**EXERCISE AIM:** List every line in this data where the string "text" occurs.

* begin SOURCE DATA *

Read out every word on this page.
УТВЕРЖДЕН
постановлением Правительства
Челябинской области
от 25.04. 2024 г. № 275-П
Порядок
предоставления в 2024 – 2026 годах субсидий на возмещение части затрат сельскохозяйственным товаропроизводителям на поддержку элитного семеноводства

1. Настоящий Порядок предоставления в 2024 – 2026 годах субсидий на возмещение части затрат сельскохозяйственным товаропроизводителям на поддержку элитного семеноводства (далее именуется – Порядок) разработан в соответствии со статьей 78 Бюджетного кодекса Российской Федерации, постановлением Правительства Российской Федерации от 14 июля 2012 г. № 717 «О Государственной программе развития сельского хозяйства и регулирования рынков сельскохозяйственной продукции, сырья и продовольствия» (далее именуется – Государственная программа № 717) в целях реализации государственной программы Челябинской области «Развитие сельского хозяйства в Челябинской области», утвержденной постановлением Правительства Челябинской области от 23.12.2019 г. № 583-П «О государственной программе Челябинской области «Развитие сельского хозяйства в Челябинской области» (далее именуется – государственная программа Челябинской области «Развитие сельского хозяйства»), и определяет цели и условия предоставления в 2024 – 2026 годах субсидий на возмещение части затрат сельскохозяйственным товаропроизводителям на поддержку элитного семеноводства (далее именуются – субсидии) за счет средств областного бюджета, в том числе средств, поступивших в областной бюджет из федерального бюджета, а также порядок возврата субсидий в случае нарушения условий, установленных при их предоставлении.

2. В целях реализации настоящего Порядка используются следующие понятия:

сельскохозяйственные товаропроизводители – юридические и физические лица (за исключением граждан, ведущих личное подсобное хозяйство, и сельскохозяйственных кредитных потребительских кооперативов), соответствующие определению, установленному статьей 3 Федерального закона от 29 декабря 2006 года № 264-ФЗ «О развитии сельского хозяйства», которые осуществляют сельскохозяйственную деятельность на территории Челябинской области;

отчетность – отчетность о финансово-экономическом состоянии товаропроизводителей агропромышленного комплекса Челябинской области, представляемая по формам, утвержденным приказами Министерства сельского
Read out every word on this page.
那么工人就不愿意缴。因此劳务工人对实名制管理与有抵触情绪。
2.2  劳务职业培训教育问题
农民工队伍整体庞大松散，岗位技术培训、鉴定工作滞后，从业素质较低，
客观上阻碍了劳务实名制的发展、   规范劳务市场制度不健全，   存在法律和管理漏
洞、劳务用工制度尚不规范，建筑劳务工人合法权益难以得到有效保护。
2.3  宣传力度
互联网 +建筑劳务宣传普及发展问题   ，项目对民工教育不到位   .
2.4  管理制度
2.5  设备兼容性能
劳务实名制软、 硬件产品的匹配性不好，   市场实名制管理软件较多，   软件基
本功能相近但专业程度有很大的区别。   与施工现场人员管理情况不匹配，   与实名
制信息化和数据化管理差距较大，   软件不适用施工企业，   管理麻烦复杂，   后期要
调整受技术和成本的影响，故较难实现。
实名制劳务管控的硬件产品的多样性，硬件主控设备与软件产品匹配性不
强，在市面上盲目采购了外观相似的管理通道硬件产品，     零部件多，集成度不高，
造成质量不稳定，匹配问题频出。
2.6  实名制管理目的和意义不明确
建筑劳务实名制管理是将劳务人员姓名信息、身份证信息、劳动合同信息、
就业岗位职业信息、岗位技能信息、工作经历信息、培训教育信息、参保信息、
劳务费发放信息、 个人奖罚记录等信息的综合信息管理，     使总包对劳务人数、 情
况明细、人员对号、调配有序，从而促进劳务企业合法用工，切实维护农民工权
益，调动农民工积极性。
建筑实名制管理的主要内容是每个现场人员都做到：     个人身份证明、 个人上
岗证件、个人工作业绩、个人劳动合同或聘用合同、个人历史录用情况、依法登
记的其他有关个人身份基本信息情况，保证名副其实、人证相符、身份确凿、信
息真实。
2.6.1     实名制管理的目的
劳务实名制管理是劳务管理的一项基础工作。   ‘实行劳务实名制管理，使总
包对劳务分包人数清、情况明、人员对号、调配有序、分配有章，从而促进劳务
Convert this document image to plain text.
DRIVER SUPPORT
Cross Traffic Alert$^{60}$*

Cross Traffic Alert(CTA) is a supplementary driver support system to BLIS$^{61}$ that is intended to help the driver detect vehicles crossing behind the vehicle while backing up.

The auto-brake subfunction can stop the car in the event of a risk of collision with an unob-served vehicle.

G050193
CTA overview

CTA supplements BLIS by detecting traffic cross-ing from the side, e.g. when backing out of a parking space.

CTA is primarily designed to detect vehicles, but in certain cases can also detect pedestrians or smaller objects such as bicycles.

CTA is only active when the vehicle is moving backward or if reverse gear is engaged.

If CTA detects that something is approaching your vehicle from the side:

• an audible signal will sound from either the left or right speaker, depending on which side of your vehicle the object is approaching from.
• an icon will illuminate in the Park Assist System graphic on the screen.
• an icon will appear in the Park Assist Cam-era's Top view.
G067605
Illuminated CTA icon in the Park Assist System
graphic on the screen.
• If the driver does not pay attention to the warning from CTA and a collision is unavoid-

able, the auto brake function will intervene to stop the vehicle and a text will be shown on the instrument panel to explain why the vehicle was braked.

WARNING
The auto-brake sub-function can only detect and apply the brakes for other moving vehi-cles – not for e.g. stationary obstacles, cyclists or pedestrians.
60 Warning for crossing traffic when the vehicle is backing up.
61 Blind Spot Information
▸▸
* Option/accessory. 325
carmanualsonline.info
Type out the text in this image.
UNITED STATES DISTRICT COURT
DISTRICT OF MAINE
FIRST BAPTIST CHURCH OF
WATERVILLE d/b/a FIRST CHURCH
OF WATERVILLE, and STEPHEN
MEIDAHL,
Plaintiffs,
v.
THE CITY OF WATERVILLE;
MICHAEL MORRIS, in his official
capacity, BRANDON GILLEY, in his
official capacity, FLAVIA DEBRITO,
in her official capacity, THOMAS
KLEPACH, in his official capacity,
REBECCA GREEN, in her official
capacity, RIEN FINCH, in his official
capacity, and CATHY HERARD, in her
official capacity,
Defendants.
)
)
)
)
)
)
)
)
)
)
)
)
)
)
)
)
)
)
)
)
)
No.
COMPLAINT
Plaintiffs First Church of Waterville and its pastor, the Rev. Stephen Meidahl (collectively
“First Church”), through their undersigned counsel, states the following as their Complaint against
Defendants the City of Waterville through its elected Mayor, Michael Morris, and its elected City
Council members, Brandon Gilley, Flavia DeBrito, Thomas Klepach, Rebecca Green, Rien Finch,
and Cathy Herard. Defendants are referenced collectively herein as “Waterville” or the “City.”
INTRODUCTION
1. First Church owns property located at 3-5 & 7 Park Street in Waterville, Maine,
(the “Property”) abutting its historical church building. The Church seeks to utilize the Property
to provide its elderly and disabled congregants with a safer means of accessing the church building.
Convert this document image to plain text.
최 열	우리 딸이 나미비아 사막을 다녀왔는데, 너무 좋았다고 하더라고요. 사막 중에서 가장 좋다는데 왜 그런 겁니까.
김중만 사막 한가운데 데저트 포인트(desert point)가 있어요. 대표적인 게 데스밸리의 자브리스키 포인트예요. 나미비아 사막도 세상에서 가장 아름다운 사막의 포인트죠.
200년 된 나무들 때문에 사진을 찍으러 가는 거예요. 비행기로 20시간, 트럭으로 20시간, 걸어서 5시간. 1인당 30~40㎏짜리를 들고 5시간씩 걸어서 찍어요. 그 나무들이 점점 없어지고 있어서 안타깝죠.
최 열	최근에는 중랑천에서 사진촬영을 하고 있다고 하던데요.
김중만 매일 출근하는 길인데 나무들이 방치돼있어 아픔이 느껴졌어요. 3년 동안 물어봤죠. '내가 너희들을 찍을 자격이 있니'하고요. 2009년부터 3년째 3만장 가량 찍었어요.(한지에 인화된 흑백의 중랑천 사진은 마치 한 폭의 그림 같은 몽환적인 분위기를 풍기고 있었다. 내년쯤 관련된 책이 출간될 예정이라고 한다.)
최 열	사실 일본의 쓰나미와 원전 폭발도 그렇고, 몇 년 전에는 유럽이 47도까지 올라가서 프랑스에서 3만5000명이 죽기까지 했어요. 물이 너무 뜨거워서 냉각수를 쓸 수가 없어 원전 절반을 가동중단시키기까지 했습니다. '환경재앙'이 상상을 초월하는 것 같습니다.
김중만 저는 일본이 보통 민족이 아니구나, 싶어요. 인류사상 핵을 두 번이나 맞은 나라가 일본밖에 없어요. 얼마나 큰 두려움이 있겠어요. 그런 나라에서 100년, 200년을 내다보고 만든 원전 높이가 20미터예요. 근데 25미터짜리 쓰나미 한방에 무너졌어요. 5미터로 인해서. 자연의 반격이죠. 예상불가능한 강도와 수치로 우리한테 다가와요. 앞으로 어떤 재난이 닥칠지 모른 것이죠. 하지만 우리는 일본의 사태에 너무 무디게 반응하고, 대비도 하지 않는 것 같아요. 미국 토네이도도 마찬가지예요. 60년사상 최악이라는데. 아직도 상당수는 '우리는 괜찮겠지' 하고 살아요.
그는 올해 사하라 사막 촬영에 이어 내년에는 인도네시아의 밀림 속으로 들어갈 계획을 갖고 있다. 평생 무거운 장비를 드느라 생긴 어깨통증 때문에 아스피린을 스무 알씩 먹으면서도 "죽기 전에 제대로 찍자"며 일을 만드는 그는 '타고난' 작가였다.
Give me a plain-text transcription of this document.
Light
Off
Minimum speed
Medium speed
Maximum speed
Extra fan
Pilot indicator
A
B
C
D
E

* end SOURCE DATA *

**RESPONSE FOR THIS EXERCISE:**
Convert this document image to plain text.
able, the auto brake function will intervene to stop the vehicle and a text will be shown on the instrument panel to explain why the vehicle was braked.
Type out the text in this image.
Convert this document image to plain text.
Give me a plain-text transcription of this document.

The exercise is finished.